THE PROBLEM: Copy, from the entries below, each line in which the string "depth" appears.

RECORDS FOR THIS EXERCISE:
● ● ● ●

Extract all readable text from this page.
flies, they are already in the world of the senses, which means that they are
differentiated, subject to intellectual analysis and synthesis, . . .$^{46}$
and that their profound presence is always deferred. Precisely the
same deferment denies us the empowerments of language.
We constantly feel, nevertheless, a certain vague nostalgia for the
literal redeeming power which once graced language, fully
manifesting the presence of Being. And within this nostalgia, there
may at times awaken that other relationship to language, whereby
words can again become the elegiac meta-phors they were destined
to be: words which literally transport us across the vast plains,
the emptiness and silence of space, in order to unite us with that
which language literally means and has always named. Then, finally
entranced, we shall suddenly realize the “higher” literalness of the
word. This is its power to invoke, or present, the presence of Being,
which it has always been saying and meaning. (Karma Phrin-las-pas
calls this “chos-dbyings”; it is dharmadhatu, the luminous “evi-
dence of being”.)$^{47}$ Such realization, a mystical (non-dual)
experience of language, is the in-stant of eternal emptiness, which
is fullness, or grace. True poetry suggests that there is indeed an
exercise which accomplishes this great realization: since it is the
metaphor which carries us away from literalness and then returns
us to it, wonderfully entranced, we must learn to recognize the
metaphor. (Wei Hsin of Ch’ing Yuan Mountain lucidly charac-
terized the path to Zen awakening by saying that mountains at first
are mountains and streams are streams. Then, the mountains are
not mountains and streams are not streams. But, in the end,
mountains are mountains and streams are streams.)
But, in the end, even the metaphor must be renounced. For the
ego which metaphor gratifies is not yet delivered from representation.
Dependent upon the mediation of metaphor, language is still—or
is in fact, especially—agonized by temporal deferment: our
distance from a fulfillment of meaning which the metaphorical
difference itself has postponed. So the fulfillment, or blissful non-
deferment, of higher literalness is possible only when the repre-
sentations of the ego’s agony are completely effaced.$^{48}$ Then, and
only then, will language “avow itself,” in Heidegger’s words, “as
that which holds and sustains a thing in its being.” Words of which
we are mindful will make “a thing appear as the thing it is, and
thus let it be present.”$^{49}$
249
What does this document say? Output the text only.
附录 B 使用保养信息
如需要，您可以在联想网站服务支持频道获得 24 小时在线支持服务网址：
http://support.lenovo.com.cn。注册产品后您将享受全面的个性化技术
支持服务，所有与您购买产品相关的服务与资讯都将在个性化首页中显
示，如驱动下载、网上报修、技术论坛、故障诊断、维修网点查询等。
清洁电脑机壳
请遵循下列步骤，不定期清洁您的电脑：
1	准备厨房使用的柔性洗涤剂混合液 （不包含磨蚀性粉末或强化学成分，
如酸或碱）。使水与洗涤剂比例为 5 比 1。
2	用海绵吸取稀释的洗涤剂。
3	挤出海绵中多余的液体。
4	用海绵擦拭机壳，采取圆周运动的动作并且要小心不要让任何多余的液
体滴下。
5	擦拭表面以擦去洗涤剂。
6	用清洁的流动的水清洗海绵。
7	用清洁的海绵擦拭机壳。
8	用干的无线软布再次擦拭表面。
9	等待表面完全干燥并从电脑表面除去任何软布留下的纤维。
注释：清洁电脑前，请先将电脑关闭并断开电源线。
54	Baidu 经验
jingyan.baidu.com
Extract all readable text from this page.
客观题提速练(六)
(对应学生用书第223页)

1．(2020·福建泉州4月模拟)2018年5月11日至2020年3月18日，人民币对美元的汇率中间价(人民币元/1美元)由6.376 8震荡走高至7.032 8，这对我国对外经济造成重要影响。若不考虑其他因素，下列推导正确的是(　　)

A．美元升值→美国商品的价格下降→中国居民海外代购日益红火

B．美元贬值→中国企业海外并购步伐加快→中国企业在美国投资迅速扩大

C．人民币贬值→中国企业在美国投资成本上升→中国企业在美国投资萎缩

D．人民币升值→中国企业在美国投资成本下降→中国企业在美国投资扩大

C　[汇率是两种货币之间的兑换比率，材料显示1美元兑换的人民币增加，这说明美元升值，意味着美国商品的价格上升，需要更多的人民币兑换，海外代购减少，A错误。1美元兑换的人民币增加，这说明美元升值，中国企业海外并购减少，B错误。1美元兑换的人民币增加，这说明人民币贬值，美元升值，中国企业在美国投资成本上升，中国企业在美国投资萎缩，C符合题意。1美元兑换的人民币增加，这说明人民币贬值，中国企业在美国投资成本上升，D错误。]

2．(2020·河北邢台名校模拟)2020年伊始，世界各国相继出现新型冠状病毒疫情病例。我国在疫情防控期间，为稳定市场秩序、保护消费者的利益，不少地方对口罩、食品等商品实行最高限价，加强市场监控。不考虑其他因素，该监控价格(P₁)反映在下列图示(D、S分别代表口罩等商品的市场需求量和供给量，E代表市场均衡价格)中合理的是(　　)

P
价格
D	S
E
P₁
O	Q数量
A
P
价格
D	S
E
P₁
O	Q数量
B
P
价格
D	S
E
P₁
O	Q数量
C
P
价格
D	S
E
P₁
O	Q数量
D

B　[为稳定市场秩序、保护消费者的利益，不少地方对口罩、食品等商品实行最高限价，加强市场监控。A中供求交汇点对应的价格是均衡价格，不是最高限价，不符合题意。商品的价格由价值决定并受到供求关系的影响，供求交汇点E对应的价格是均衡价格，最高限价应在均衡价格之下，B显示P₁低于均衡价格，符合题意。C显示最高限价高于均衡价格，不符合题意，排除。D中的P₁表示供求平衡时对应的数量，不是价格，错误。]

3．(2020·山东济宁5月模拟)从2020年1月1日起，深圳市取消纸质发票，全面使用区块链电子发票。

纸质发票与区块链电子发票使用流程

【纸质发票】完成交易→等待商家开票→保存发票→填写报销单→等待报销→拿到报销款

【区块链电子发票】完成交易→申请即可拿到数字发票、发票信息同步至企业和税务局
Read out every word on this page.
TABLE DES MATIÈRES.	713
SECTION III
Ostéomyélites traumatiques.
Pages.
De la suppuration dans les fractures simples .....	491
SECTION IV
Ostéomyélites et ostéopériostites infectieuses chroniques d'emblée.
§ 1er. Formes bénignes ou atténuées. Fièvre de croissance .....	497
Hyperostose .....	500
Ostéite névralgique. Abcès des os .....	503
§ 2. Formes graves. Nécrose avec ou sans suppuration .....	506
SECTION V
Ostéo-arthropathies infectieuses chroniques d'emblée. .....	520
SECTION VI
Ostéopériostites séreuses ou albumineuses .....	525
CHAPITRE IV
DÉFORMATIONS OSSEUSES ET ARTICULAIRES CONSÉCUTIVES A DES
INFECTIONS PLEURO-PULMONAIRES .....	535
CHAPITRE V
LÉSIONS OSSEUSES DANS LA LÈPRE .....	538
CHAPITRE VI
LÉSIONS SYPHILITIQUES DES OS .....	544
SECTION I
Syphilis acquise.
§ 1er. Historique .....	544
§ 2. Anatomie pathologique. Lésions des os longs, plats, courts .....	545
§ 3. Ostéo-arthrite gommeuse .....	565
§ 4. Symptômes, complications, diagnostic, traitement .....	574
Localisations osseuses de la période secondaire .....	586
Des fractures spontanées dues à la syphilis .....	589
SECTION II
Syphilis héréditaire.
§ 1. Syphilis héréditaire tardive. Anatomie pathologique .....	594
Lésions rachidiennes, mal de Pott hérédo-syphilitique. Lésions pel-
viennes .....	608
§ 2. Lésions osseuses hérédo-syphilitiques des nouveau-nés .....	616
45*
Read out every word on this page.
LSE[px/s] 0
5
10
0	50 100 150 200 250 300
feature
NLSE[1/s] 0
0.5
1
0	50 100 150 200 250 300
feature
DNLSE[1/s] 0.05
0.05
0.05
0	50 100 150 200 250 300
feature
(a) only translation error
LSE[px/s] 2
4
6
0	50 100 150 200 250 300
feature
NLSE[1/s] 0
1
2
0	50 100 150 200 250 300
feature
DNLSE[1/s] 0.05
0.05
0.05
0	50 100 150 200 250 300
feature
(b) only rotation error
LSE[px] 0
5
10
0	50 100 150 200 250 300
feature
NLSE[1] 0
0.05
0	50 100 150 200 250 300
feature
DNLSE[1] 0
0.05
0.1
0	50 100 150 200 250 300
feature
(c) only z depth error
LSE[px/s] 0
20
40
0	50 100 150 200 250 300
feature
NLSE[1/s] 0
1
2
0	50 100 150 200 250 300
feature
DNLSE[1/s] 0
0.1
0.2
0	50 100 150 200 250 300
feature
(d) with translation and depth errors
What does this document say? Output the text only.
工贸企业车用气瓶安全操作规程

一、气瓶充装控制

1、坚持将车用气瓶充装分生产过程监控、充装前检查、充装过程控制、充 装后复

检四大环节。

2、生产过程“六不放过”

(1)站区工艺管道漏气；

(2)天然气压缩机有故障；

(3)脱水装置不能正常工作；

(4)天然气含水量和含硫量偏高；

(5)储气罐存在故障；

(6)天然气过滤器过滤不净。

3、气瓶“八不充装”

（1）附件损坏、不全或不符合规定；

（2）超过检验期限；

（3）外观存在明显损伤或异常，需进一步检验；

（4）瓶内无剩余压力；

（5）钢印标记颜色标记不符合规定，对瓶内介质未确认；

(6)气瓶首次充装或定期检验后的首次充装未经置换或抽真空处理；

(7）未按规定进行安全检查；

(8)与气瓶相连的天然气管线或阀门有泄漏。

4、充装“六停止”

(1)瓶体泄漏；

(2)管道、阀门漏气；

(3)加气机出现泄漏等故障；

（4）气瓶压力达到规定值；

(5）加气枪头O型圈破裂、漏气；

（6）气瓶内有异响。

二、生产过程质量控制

● ● ● ●

SOLUTION TO THIS PROBLEM:
(c) only z depth error
(d) with translation and depth errors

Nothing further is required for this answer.